Task input:
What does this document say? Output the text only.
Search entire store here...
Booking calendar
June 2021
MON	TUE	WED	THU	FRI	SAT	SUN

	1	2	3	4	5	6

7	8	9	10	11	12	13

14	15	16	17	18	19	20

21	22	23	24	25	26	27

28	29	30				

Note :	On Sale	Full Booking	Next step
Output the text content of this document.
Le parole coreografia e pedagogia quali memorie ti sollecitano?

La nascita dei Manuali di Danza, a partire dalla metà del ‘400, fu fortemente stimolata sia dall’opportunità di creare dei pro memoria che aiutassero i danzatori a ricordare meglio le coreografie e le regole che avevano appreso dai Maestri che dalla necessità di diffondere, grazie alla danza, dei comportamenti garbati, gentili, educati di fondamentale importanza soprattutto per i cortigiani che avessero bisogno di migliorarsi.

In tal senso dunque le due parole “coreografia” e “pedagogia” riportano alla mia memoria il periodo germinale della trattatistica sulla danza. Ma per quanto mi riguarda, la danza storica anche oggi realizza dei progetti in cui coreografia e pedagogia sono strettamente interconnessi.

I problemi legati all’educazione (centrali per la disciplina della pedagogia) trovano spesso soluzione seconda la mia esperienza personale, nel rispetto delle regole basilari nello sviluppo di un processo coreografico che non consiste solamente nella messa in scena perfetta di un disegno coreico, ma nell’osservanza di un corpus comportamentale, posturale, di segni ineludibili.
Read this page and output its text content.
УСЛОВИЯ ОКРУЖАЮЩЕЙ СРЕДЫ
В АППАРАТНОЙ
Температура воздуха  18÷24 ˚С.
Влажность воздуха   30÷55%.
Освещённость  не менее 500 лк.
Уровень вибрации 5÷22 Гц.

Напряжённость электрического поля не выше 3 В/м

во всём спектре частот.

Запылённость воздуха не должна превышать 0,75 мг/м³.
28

Set task: Gather up the lines that contain the word "della".

Answer in full:
In tal senso dunque le due parole “coreografia” e “pedagogia” riportano alla mia memoria il periodo germinale della trattatistica sulla danza. Ma per quanto mi riguarda, la danza storica anche oggi realizza dei progetti in cui coreografia e pedagogia sono strettamente interconnessi.
I problemi legati all’educazione (centrali per la disciplina della pedagogia) trovano spesso soluzione seconda la mia esperienza personale, nel rispetto delle regole basilari nello sviluppo di un processo coreografico che non consiste solamente nella messa in scena perfetta di un disegno coreico, ma nell’osservanza di un corpus comportamentale, posturale, di segni ineludibili.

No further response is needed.